-- start --

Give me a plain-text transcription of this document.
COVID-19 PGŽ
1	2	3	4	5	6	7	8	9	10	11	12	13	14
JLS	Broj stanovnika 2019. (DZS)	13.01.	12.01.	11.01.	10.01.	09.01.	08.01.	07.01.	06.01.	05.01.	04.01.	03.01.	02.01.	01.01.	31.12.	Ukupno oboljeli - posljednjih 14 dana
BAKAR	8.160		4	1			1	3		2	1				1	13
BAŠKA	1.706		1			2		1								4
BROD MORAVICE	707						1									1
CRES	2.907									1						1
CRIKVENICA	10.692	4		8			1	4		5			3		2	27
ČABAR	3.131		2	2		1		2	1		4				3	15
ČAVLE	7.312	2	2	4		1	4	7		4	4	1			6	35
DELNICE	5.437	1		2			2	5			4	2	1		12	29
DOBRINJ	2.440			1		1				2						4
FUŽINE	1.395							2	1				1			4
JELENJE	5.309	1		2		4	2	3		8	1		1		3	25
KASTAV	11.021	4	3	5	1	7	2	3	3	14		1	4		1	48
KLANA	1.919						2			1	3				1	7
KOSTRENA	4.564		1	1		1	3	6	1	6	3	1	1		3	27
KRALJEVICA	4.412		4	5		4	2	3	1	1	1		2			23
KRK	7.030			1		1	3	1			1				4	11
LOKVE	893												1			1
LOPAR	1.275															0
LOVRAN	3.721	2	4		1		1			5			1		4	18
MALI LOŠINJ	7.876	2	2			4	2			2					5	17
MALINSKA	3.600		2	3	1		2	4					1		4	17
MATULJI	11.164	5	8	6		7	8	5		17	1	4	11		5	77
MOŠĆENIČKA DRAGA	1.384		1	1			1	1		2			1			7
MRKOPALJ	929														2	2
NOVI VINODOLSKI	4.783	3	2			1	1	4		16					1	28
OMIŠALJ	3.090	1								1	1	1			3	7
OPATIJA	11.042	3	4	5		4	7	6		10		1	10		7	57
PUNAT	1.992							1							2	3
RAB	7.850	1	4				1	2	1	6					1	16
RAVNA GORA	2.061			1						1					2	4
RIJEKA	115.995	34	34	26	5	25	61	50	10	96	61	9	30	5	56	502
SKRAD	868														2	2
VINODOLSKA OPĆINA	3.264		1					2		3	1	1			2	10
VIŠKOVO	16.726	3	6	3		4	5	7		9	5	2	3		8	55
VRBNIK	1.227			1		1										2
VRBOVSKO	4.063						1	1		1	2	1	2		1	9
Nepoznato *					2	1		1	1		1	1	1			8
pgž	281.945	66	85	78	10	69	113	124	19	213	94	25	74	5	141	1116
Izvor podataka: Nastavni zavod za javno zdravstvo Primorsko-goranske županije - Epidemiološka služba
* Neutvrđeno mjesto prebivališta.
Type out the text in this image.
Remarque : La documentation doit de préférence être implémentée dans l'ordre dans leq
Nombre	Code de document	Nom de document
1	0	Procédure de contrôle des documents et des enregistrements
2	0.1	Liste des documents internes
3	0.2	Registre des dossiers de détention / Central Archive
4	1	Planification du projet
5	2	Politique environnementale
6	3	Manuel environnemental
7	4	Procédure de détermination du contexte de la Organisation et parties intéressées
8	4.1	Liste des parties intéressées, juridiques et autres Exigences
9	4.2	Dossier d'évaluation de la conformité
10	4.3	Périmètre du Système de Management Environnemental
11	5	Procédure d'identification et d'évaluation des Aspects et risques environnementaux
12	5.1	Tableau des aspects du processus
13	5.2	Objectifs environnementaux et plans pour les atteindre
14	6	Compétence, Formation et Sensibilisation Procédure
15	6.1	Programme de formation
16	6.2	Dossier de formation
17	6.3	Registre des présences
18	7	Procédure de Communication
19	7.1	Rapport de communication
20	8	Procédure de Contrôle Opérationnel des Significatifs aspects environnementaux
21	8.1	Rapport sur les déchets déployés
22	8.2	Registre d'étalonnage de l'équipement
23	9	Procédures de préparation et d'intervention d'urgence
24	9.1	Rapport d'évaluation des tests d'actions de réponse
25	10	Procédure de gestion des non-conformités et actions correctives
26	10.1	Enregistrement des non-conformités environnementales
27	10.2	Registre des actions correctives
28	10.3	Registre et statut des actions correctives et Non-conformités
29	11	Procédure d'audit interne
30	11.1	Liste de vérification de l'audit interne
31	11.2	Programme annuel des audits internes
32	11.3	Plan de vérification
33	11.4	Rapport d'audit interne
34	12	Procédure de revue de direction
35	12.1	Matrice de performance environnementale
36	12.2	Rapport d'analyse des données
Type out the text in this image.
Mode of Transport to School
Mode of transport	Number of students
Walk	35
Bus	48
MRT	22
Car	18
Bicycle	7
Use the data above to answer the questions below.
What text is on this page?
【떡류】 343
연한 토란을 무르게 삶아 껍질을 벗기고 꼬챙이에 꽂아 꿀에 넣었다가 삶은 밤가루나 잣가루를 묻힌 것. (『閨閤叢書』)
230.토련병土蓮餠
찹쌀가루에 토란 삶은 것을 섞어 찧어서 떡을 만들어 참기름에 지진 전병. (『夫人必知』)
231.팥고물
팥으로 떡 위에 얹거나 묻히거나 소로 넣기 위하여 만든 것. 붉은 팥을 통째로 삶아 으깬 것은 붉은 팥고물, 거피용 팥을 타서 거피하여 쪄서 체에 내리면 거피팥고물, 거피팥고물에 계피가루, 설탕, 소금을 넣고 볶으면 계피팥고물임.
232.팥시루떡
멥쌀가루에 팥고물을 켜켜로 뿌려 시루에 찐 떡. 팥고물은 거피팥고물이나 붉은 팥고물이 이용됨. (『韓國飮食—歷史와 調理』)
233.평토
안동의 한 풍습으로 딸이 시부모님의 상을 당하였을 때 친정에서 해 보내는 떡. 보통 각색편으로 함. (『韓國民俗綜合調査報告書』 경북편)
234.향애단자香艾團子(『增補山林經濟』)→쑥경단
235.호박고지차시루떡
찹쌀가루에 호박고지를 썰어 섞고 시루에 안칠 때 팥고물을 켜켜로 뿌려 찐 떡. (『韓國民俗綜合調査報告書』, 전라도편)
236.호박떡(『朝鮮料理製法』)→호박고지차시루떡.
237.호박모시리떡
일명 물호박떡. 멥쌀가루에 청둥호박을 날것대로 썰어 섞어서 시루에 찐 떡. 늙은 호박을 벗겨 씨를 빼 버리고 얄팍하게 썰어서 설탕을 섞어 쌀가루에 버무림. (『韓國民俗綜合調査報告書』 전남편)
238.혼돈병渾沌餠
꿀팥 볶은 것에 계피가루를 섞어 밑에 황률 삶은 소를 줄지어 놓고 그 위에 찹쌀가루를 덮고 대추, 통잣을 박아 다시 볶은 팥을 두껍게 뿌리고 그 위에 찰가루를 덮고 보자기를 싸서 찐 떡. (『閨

-- end --

Your goal
Extract the complete listing verbatim.

Answer for the task
Give me a plain-text transcription of this document.
COVID-19 PGŽ
1	2	3	4	5	6	7	8	9	10	11	12	13	14
JLS	Broj stanovnika 2019. (DZS)	13.01.	12.01.	11.01.	10.01.	09.01.	08.01.	07.01.	06.01.	05.01.	04.01.	03.01.	02.01.	01.01.	31.12.	Ukupno oboljeli - posljednjih 14 dana
BAKAR	8.160		4	1			1	3		2	1				1	13
BAŠKA	1.706		1			2		1								4
BROD MORAVICE	707						1									1
CRES	2.907									1						1
CRIKVENICA	10.692	4		8			1	4		5			3		2	27
ČABAR	3.131		2	2		1		2	1		4				3	15
ČAVLE	7.312	2	2	4		1	4	7		4	4	1			6	35
DELNICE	5.437	1		2			2	5			4	2	1		12	29
DOBRINJ	2.440			1		1				2						4
FUŽINE	1.395							2	1				1			4
JELENJE	5.309	1		2		4	2	3		8	1		1		3	25
KASTAV	11.021	4	3	5	1	7	2	3	3	14		1	4		1	48
KLANA	1.919						2			1	3				1	7
KOSTRENA	4.564		1	1		1	3	6	1	6	3	1	1		3	27
KRALJEVICA	4.412		4	5		4	2	3	1	1	1		2			23
KRK	7.030			1		1	3	1			1				4	11
LOKVE	893												1			1
LOPAR	1.275															0
LOVRAN	3.721	2	4		1		1			5			1		4	18
MALI LOŠINJ	7.876	2	2			4	2			2					5	17
MALINSKA	3.600		2	3	1		2	4					1		4	17
MATULJI	11.164	5	8	6		7	8	5		17	1	4	11		5	77
MOŠĆENIČKA DRAGA	1.384		1	1			1	1		2			1			7
MRKOPALJ	929														2	2
NOVI VINODOLSKI	4.783	3	2			1	1	4		16					1	28
OMIŠALJ	3.090	1								1	1	1			3	7
OPATIJA	11.042	3	4	5		4	7	6		10		1	10		7	57
PUNAT	1.992							1							2	3
RAB	7.850	1	4				1	2	1	6					1	16
RAVNA GORA	2.061			1						1					2	4
RIJEKA	115.995	34	34	26	5	25	61	50	10	96	61	9	30	5	56	502
SKRAD	868														2	2
VINODOLSKA OPĆINA	3.264		1					2		3	1	1			2	10
VIŠKOVO	16.726	3	6	3		4	5	7		9	5	2	3		8	55
VRBNIK	1.227			1		1										2
VRBOVSKO	4.063						1	1		1	2	1	2		1	9
Nepoznato *					2	1		1	1		1	1	1			8
pgž	281.945	66	85	78	10	69	113	124	19	213	94	25	74	5	141	1116
Izvor podataka: Nastavni zavod za javno zdravstvo Primorsko-goranske županije - Epidemiološka služba
* Neutvrđeno mjesto prebivališta.
Type out the text in this image.
Remarque : La documentation doit de préférence être implémentée dans l'ordre dans leq
Nombre	Code de document	Nom de document
1	0	Procédure de contrôle des documents et des enregistrements
2	0.1	Liste des documents internes
3	0.2	Registre des dossiers de détention / Central Archive
4	1	Planification du projet
5	2	Politique environnementale
6	3	Manuel environnemental
7	4	Procédure de détermination du contexte de la Organisation et parties intéressées
8	4.1	Liste des parties intéressées, juridiques et autres Exigences
9	4.2	Dossier d'évaluation de la conformité
10	4.3	Périmètre du Système de Management Environnemental
11	5	Procédure d'identification et d'évaluation des Aspects et risques environnementaux
12	5.1	Tableau des aspects du processus
13	5.2	Objectifs environnementaux et plans pour les atteindre
14	6	Compétence, Formation et Sensibilisation Procédure
15	6.1	Programme de formation
16	6.2	Dossier de formation
17	6.3	Registre des présences
18	7	Procédure de Communication
19	7.1	Rapport de communication
20	8	Procédure de Contrôle Opérationnel des Significatifs aspects environnementaux
21	8.1	Rapport sur les déchets déployés
22	8.2	Registre d'étalonnage de l'équipement
23	9	Procédures de préparation et d'intervention d'urgence
24	9.1	Rapport d'évaluation des tests d'actions de réponse
25	10	Procédure de gestion des non-conformités et actions correctives
26	10.1	Enregistrement des non-conformités environnementales
27	10.2	Registre des actions correctives
28	10.3	Registre et statut des actions correctives et Non-conformités
29	11	Procédure d'audit interne
30	11.1	Liste de vérification de l'audit interne
31	11.2	Programme annuel des audits internes
32	11.3	Plan de vérification
33	11.4	Rapport d'audit interne
34	12	Procédure de revue de direction
35	12.1	Matrice de performance environnementale
36	12.2	Rapport d'analyse des données
Type out the text in this image.
Mode of Transport to School
Mode of transport	Number of students
Walk	35
Bus	48
MRT	22
Car	18
Bicycle	7
Use the data above to answer the questions below.
What text is on this page?
【떡류】 343
연한 토란을 무르게 삶아 껍질을 벗기고 꼬챙이에 꽂아 꿀에 넣었다가 삶은 밤가루나 잣가루를 묻힌 것. (『閨閤叢書』)
230.토련병土蓮餠
찹쌀가루에 토란 삶은 것을 섞어 찧어서 떡을 만들어 참기름에 지진 전병. (『夫人必知』)
231.팥고물
팥으로 떡 위에 얹거나 묻히거나 소로 넣기 위하여 만든 것. 붉은 팥을 통째로 삶아 으깬 것은 붉은 팥고물, 거피용 팥을 타서 거피하여 쪄서 체에 내리면 거피팥고물, 거피팥고물에 계피가루, 설탕, 소금을 넣고 볶으면 계피팥고물임.
232.팥시루떡
멥쌀가루에 팥고물을 켜켜로 뿌려 시루에 찐 떡. 팥고물은 거피팥고물이나 붉은 팥고물이 이용됨. (『韓國飮食—歷史와 調理』)
233.평토
안동의 한 풍습으로 딸이 시부모님의 상을 당하였을 때 친정에서 해 보내는 떡. 보통 각색편으로 함. (『韓國民俗綜合調査報告書』 경북편)
234.향애단자香艾團子(『增補山林經濟』)→쑥경단
235.호박고지차시루떡
찹쌀가루에 호박고지를 썰어 섞고 시루에 안칠 때 팥고물을 켜켜로 뿌려 찐 떡. (『韓國民俗綜合調査報告書』, 전라도편)
236.호박떡(『朝鮮料理製法』)→호박고지차시루떡.
237.호박모시리떡
일명 물호박떡. 멥쌀가루에 청둥호박을 날것대로 썰어 섞어서 시루에 찐 떡. 늙은 호박을 벗겨 씨를 빼 버리고 얄팍하게 썰어서 설탕을 섞어 쌀가루에 버무림. (『韓國民俗綜合調査報告書』 전남편)
238.혼돈병渾沌餠
꿀팥 볶은 것에 계피가루를 섞어 밑에 황률 삶은 소를 줄지어 놓고 그 위에 찹쌀가루를 덮고 대추, 통잣을 박아 다시 볶은 팥을 두껍게 뿌리고 그 위에 찰가루를 덮고 보자기를 싸서 찐 떡. (『閨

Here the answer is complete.